--- begin STORED ROWS ---
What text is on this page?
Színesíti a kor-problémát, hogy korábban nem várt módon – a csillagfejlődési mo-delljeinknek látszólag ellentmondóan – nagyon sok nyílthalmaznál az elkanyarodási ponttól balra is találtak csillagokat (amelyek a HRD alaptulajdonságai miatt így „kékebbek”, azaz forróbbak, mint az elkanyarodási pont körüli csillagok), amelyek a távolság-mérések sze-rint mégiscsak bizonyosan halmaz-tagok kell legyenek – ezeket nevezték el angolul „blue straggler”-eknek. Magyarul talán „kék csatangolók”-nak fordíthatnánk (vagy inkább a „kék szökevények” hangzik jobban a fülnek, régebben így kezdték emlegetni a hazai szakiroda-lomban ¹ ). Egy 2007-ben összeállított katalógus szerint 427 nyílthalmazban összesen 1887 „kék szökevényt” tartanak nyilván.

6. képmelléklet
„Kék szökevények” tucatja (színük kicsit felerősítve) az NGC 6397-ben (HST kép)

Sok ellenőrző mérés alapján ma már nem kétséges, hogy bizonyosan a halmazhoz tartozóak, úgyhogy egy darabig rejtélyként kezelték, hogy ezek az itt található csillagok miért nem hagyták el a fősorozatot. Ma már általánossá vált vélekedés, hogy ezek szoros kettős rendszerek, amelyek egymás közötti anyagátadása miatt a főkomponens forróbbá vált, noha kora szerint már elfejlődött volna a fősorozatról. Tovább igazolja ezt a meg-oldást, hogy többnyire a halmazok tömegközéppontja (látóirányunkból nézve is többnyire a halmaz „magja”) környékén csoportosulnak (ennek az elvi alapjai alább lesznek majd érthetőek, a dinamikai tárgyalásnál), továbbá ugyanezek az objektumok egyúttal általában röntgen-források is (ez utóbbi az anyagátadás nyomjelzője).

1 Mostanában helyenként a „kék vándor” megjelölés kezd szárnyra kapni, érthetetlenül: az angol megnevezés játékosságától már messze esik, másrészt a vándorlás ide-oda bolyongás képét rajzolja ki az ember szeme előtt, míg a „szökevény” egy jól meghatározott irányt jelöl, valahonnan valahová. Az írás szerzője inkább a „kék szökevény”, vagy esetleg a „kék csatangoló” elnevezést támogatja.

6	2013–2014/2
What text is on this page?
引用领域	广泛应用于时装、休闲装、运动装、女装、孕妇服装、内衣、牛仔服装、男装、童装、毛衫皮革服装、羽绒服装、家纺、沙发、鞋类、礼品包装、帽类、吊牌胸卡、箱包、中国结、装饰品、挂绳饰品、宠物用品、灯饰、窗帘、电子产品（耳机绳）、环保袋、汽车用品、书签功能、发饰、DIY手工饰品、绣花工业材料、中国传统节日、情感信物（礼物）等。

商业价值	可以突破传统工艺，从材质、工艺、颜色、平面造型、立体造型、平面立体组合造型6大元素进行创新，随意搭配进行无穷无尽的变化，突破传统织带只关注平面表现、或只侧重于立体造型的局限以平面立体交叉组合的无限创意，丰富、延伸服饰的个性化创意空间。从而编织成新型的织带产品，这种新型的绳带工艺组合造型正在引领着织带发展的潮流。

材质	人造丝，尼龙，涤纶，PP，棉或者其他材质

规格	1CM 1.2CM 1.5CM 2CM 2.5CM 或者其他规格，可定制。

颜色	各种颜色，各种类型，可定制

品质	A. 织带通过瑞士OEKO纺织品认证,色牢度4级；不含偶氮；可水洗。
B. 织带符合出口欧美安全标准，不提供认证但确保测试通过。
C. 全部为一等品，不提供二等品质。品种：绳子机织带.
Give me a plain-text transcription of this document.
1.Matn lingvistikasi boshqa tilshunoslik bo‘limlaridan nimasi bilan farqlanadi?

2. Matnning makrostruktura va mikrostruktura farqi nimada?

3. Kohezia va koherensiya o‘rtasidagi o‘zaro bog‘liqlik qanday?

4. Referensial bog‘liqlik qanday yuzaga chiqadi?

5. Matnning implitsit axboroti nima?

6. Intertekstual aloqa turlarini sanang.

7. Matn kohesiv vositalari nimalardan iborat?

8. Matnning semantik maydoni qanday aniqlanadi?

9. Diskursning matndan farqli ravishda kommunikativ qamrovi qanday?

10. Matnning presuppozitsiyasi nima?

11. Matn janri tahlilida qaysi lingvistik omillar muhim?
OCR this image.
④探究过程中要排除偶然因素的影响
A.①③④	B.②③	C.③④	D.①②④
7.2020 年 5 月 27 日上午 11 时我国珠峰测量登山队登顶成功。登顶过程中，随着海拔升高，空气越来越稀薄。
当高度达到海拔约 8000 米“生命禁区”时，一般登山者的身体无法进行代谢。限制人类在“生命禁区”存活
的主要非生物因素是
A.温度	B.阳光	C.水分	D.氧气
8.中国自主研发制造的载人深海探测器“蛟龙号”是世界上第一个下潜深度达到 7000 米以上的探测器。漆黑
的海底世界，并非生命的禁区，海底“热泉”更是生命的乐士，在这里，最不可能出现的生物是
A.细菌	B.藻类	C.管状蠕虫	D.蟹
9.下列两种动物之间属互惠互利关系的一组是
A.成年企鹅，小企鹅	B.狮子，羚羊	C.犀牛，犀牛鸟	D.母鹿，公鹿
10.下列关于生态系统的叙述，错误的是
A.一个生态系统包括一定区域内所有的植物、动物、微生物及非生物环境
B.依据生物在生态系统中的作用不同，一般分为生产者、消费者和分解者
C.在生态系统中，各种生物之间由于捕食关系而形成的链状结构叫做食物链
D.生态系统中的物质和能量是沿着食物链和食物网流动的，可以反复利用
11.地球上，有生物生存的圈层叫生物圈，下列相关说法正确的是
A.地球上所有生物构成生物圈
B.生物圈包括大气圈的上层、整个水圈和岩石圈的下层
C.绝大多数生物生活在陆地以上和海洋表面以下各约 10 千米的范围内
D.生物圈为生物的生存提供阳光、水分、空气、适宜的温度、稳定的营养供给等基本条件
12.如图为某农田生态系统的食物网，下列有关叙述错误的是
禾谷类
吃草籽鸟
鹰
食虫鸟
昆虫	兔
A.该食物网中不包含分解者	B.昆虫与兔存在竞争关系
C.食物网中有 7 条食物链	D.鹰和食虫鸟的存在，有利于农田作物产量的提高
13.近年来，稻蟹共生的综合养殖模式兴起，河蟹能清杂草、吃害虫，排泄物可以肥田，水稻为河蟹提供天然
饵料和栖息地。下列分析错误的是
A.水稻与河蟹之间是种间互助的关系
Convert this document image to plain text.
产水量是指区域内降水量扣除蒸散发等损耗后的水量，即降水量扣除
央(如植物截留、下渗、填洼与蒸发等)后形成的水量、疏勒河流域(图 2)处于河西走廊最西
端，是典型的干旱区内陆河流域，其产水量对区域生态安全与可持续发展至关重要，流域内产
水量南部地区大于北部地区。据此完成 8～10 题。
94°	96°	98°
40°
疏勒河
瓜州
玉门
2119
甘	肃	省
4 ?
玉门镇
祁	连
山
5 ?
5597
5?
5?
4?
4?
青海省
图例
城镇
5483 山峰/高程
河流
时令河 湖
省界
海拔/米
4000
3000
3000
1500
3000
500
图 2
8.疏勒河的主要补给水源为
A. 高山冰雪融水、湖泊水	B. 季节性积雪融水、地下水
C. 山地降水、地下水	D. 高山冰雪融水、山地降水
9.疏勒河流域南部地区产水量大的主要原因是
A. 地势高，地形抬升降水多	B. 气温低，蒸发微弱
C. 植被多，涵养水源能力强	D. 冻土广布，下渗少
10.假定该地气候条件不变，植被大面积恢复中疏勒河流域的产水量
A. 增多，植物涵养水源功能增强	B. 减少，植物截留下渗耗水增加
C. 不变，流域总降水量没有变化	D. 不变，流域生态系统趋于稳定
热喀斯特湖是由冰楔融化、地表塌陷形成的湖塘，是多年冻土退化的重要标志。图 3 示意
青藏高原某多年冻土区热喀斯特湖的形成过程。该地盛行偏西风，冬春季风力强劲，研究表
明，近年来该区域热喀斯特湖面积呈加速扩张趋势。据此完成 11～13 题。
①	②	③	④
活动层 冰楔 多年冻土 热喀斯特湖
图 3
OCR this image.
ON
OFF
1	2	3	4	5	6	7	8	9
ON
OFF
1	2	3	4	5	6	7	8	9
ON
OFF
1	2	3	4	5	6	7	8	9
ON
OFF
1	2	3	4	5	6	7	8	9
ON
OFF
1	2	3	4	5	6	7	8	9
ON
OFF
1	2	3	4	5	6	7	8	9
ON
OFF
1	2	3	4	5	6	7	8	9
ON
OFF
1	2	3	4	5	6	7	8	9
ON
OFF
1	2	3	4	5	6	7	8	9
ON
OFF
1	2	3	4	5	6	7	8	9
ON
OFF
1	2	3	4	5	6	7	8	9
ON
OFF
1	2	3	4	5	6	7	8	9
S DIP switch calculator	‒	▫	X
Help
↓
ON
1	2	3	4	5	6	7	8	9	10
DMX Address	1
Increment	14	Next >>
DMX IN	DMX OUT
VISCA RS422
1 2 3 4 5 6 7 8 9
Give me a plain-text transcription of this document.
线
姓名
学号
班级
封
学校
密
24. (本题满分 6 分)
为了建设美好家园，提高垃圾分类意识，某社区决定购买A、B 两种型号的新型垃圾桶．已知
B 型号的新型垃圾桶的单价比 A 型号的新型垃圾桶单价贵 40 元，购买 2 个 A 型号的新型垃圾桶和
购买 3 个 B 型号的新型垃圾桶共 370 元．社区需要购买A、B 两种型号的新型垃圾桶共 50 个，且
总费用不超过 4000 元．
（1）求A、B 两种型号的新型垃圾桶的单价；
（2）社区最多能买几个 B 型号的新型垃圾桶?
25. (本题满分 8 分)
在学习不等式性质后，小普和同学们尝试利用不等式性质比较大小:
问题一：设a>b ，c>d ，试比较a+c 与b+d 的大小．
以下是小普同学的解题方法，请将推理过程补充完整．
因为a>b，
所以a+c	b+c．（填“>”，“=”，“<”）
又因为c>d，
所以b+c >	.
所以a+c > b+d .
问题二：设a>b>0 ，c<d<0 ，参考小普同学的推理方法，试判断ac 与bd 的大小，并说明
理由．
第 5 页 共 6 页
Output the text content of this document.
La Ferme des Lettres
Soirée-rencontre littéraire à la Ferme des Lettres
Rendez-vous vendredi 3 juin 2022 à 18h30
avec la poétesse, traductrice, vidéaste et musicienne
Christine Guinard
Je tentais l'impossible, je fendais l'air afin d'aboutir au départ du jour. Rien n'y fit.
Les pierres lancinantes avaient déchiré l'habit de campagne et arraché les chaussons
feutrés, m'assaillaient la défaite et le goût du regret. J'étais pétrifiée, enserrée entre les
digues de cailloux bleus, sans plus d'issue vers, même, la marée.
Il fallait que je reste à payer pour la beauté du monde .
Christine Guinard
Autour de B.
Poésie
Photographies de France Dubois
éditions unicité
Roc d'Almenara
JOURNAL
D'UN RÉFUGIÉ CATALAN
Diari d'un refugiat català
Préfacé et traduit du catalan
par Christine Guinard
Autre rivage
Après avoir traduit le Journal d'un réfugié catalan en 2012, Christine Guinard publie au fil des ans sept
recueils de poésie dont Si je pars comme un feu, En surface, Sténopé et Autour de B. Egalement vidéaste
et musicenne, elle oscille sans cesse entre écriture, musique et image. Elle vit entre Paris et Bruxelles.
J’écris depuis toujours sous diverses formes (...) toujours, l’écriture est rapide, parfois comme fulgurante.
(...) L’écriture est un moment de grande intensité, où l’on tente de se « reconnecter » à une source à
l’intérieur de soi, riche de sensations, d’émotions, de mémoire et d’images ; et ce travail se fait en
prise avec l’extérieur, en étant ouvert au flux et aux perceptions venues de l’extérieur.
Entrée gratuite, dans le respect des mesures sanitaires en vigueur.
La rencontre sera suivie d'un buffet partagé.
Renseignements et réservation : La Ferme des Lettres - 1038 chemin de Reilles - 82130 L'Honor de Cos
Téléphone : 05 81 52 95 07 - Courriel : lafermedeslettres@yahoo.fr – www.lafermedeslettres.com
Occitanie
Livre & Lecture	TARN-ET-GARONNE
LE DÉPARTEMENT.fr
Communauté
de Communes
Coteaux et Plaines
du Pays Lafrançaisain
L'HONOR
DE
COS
--- end STORED ROWS ---
Wherever the word "据此完成" occurs in a line of the listing, copy that line.

水量南部地区大于北部地区。据此完成 8～10 题。
明，近年来该区域热喀斯特湖面积呈加速扩张趋势。据此完成 11～13 题。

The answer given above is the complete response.